**Exercise brief**: Rewrite every one of the records below, changing each "volume-bar" to "trading-volume-bar" and keeping everything else the same. Omit the pictures from your answer.

>>

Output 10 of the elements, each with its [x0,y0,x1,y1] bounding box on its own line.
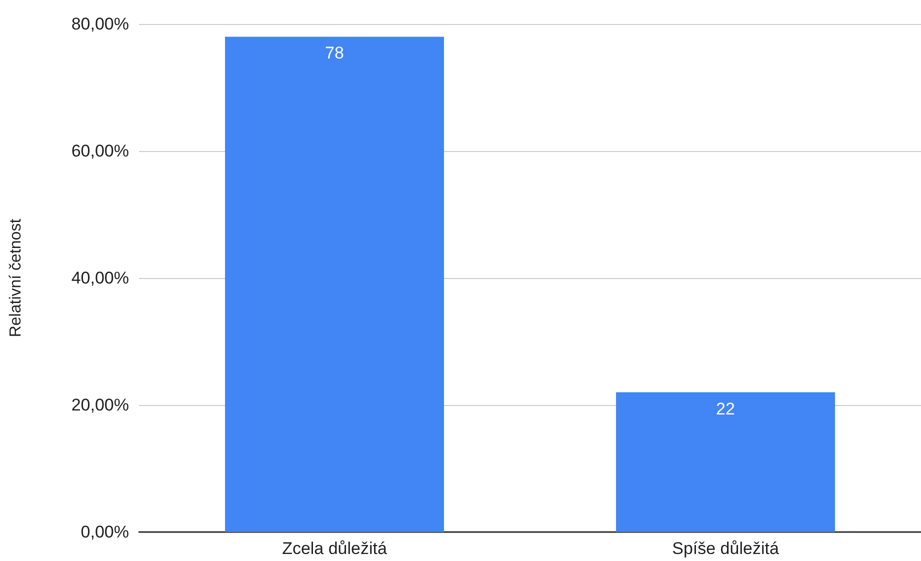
x-tick-label: Spíše důležitá [672,539,780,558]
y-tick-label: 20,00% [71,396,129,414]
x-tick-label: Zcela důležitá [282,539,388,558]
y-tick-label: 40,00% [71,268,129,288]
y-tick-label: 60,00% [71,142,129,160]
y-tick-label: 0,00% [80,522,129,542]
y-tick-label: 80,00% [71,14,129,34]
data-label: 22 [716,399,735,418]
data-label: 78 [325,44,344,63]
y-axis-title: Relativní četnost [8,218,24,338]
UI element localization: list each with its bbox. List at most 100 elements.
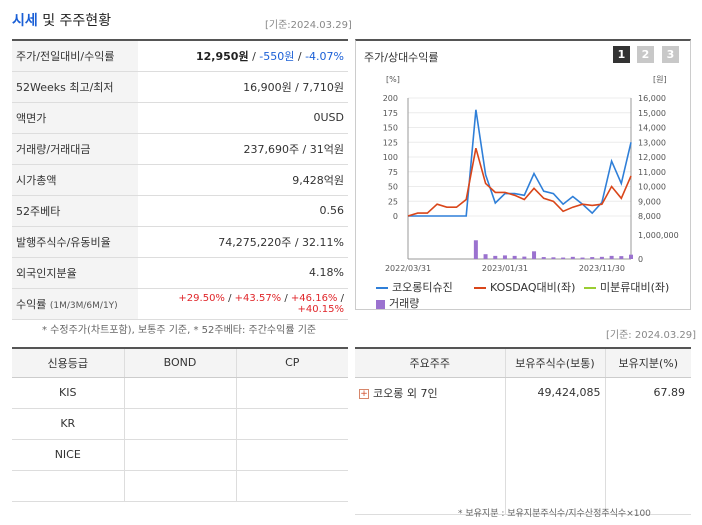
quote-value: 0USD [138,102,348,134]
volume-bar [609,255,614,259]
quote-table: 주가/전일대비/수익률 12,950원 / -550원 / -4.07% 52W… [12,39,348,320]
y-tick-left: 150 [383,124,398,133]
legend-volume: 거래량 [376,295,419,311]
x-tick: 2023/01/31 [482,264,528,273]
y-tick-right: 10,000 [638,183,666,192]
y-tick-right: 8,000 [638,212,661,221]
quote-row: 액면가 0USD [12,102,348,134]
volume-bar [561,257,566,259]
credit-header: CP [235,348,348,378]
credit-agency: KR [12,408,124,440]
holders-date: [기준: 2024.03.29] [606,330,697,341]
quote-value: 4.18% [138,257,348,289]
volume-bar [599,256,604,259]
quote-date: [기준:2024.03.29] [265,20,352,31]
quote-value: 0.56 [138,195,348,227]
chart-page-2[interactable]: 2 [637,46,654,63]
volume-bar [483,254,488,259]
holders-header-row: 주요주주 보유주식수(보통) 보유지분(%) [355,348,691,378]
legend-price: 코오롱티슈진 [376,279,453,295]
chart-page-3[interactable]: 3 [662,46,679,63]
holders-header: 보유지분(%) [604,348,691,378]
chart-title: 주가/상대수익률 [364,51,439,64]
price-line [408,109,632,217]
quote-row: 시가총액 9,428억원 [12,164,348,196]
volume-bar [580,257,585,259]
volume-bar [541,257,546,259]
holder-pct: 67.89 [604,377,691,408]
title-rest: 및 주주현황 [42,13,112,29]
chart-page-1[interactable]: 1 [613,46,630,63]
quote-value: 16,900원 / 7,710원 [138,71,348,103]
volume-bar [629,254,633,259]
quote-row: 52주베타 0.56 [12,195,348,227]
quote-row: 외국인지분율 4.18% [12,257,348,289]
volume-bar [551,257,556,259]
table-row [12,470,348,502]
y-tick-left: 125 [383,138,398,147]
holders-header: 주요주주 [355,348,505,378]
right-unit: [원] [653,75,667,84]
volume-bar [590,257,595,259]
quote-label: 외국인지분율 [12,257,138,289]
quote-label: 시가총액 [12,164,138,196]
quote-note: * 수정주가(차트포함), 보통주 기준, * 52주베타: 주간수익률 기준 [42,325,317,336]
quote-label: 52Weeks 최고/최저 [12,71,138,103]
return-1m: +29.50% [178,292,225,304]
credit-header-row: 신용등급 BOND CP [12,348,348,378]
credit-header: 신용등급 [12,348,124,378]
return-3m: +43.57% [234,292,282,304]
y-tick-left: 50 [388,183,398,192]
change-value: -550원 [259,49,295,63]
table-row: NICE [12,439,348,471]
y-tick-left: 25 [388,197,398,206]
quote-label: 주가/전일대비/수익률 [12,40,138,72]
volume-bar [522,256,527,259]
quote-row: 거래량/거래대금 237,690주 / 31억원 [12,133,348,165]
volume-tick: 1,000,000 [638,231,679,240]
y-tick-right: 16,000 [638,94,666,103]
legend-misc: 미분류대비(좌) [584,279,669,295]
volume-bar [493,255,498,259]
left-unit: [%] [386,75,400,84]
table-row: + 코오롱 외 7인 49,424,085 67.89 [355,377,691,408]
quote-value: 74,275,220주 / 32.11% [138,226,348,258]
shareholders-table: 주요주주 보유주식수(보통) 보유지분(%) + 코오롱 외 7인 49,424,… [355,347,691,515]
x-tick: 2022/03/31 [385,264,431,273]
quote-label: 발행주식수/유동비율 [12,226,138,258]
price-chart: [%] [원] 200 16,000 175 15,000 150 14,000 125 13… [383,75,679,273]
x-tick: 2023/11/30 [579,264,625,273]
y-tick-left: 175 [383,109,398,118]
kosdaq-line [407,147,632,217]
legend-kosdaq: KOSDAQ대비(좌) [474,279,575,295]
volume-tick: 0 [638,255,643,264]
expand-icon[interactable]: + [359,388,369,399]
y-tick-right: 11,000 [638,168,666,177]
quote-value: 237,690주 / 31억원 [138,133,348,165]
y-tick-left: 0 [393,212,398,221]
y-tick-right: 9,000 [638,197,661,206]
quote-label: 거래량/거래대금 [12,133,138,165]
volume-bar [570,256,575,259]
holders-note: * 보유지분 : 보유지분주식수/지수산정주식수×100 [458,509,651,519]
quote-label: 52주베타 [12,195,138,227]
y-tick-left: 75 [388,168,398,177]
holder-shares: 49,424,085 [504,377,605,408]
quote-label: 수익률 [16,297,47,311]
quote-label-sub: (1M/3M/6M/1Y) [49,300,118,311]
credit-header: BOND [123,348,236,378]
credit-agency: KIS [12,377,124,409]
y-tick-right: 14,000 [638,124,666,133]
credit-rating-table: 신용등급 BOND CP KIS KR NICE [12,347,348,502]
credit-agency: NICE [12,439,124,471]
quote-row: 발행주식수/유동비율 74,275,220주 / 32.11% [12,226,348,258]
holder-name[interactable]: 코오롱 외 7인 [373,386,438,400]
holders-header: 보유주식수(보통) [504,348,605,378]
volume-bar [512,255,517,259]
y-tick-right: 15,000 [638,109,666,118]
section-title: 시세 및 주주현황 [12,10,111,30]
quote-value: 9,428억원 [138,164,348,196]
return-1y: +40.15% [297,303,344,315]
volume-bar [473,240,478,259]
quote-row-returns: 수익률 (1M/3M/6M/1Y) +29.50% / +43.57% / +4… [12,288,348,320]
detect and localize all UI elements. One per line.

<<

**Finished task**:
Output 10 of the elements, each with its [x0,y0,x1,y1] bounding box on its own line.
x-tick-label: Spíše důležitá [672,539,780,558]
y-tick-label: 20,00% [71,396,129,414]
x-tick-label: Zcela důležitá [282,539,388,558]
y-tick-label: 40,00% [71,268,129,288]
y-tick-label: 60,00% [71,142,129,160]
y-tick-label: 0,00% [80,522,129,542]
y-tick-label: 80,00% [71,14,129,34]
data-label: 22 [716,399,735,418]
data-label: 78 [325,44,344,63]
y-axis-title: Relativní četnost [8,218,24,338]
UI element localization: list each with its bbox. List at most 100 elements.
quote-value: 0USD [138,102,348,134]
trading-volume-bar [609,255,614,259]
quote-table: 주가/전일대비/수익률 12,950원 / -550원 / -4.07% 52W… [12,39,348,320]
y-tick-left: 150 [383,124,398,133]
legend-volume: 거래량 [376,295,419,311]
x-tick: 2023/01/31 [482,264,528,273]
y-tick-right: 10,000 [638,183,666,192]
y-tick-right: 8,000 [638,212,661,221]
quote-row: 액면가 0USD [12,102,348,134]
trading-volume-bar [561,257,566,259]
credit-header: CP [235,348,348,378]
credit-agency: KR [12,408,124,440]
holders-date: [기준: 2024.03.29] [606,330,697,341]
quote-value: 4.18% [138,257,348,289]
trading-volume-bar [599,256,604,259]
quote-date: [기준:2024.03.29] [265,20,352,31]
quote-value: 0.56 [138,195,348,227]
chart-page-2[interactable]: 2 [637,46,654,63]
trading-volume-bar [483,254,488,259]
holders-header-row: 주요주주 보유주식수(보통) 보유지분(%) [355,348,691,378]
legend-price: 코오롱티슈진 [376,279,453,295]
chart-page-3[interactable]: 3 [662,46,679,63]
holders-header: 보유지분(%) [604,348,691,378]
chart-title: 주가/상대수익률 [364,51,439,64]
price-line [408,109,632,217]
quote-row: 시가총액 9,428억원 [12,164,348,196]
trading-volume-bar [580,257,585,259]
trading-volume-bar [541,257,546,259]
holder-pct: 67.89 [604,377,691,408]
title-rest: 및 주주현황 [42,13,112,29]
chart-page-1[interactable]: 1 [613,46,630,63]
quote-value: 16,900원 / 7,710원 [138,71,348,103]
trading-volume-bar [629,254,633,259]
quote-row: 52주베타 0.56 [12,195,348,227]
quote-row: 외국인지분율 4.18% [12,257,348,289]
trading-volume-bar [551,257,556,259]
table-row [12,470,348,502]
y-tick-left: 125 [383,138,398,147]
holders-header: 주요주주 [355,348,505,378]
right-unit: [원] [653,75,667,84]
trading-volume-bar [590,257,595,259]
quote-label: 외국인지분율 [12,257,138,289]
quote-label: 시가총액 [12,164,138,196]
quote-note: * 수정주가(차트포함), 보통주 기준, * 52주베타: 주간수익률 기준 [42,325,317,336]
quote-label: 52Weeks 최고/최저 [12,71,138,103]
return-1m: +29.50% [178,292,225,304]
credit-header-row: 신용등급 BOND CP [12,348,348,378]
credit-header: 신용등급 [12,348,124,378]
return-3m: +43.57% [234,292,282,304]
y-tick-left: 50 [388,183,398,192]
change-value: -550원 [259,49,295,63]
table-row: NICE [12,439,348,471]
y-tick-left: 25 [388,197,398,206]
quote-label: 주가/전일대비/수익률 [12,40,138,72]
trading-volume-bar [522,256,527,259]
quote-row: 거래량/거래대금 237,690주 / 31억원 [12,133,348,165]
volume-tick: 1,000,000 [638,231,679,240]
y-tick-right: 16,000 [638,94,666,103]
legend-misc: 미분류대비(좌) [584,279,669,295]
trading-volume-bar [493,255,498,259]
left-unit: [%] [386,75,400,84]
table-row: + 코오롱 외 7인 49,424,085 67.89 [355,377,691,408]
quote-value: 74,275,220주 / 32.11% [138,226,348,258]
shareholders-table: 주요주주 보유주식수(보통) 보유지분(%) + 코오롱 외 7인 49,424,… [355,347,691,515]
x-tick: 2022/03/31 [385,264,431,273]
quote-label: 발행주식수/유동비율 [12,226,138,258]
price-chart: [%] [원] 200 16,000 175 15,000 150 14,000 125 13… [383,75,679,273]
x-tick: 2023/11/30 [579,264,625,273]
y-tick-left: 175 [383,109,398,118]
kosdaq-line [407,147,632,217]
legend-kosdaq: KOSDAQ대비(좌) [474,279,575,295]
volume-tick: 0 [638,255,643,264]
expand-icon[interactable]: + [359,388,369,399]
y-tick-right: 11,000 [638,168,666,177]
quote-value: 237,690주 / 31억원 [138,133,348,165]
y-tick-left: 0 [393,212,398,221]
y-tick-right: 9,000 [638,197,661,206]
quote-label: 거래량/거래대금 [12,133,138,165]
trading-volume-bar [570,256,575,259]
holders-note: * 보유지분 : 보유지분주식수/지수산정주식수×100 [458,509,651,519]
quote-label: 52주베타 [12,195,138,227]
y-tick-left: 75 [388,168,398,177]
holder-shares: 49,424,085 [504,377,605,408]
quote-label: 수익률 [16,297,47,311]
quote-label-sub: (1M/3M/6M/1Y) [49,300,118,311]
credit-header: BOND [123,348,236,378]
credit-agency: KIS [12,377,124,409]
y-tick-right: 14,000 [638,124,666,133]
credit-rating-table: 신용등급 BOND CP KIS KR NICE [12,347,348,502]
credit-agency: NICE [12,439,124,471]
quote-row: 발행주식수/유동비율 74,275,220주 / 32.11% [12,226,348,258]
holder-name[interactable]: 코오롱 외 7인 [373,386,438,400]
holders-header: 보유주식수(보통) [504,348,605,378]
trading-volume-bar [512,255,517,259]
y-tick-right: 15,000 [638,109,666,118]
section-title: 시세 및 주주현황 [12,10,111,30]
quote-value: 9,428억원 [138,164,348,196]
return-1y: +40.15% [297,303,344,315]
trading-volume-bar [473,240,478,259]
quote-row-returns: 수익률 (1M/3M/6M/1Y) +29.50% / +43.57% / +4… [12,288,348,320]
detect and localize all UI elements. One per line.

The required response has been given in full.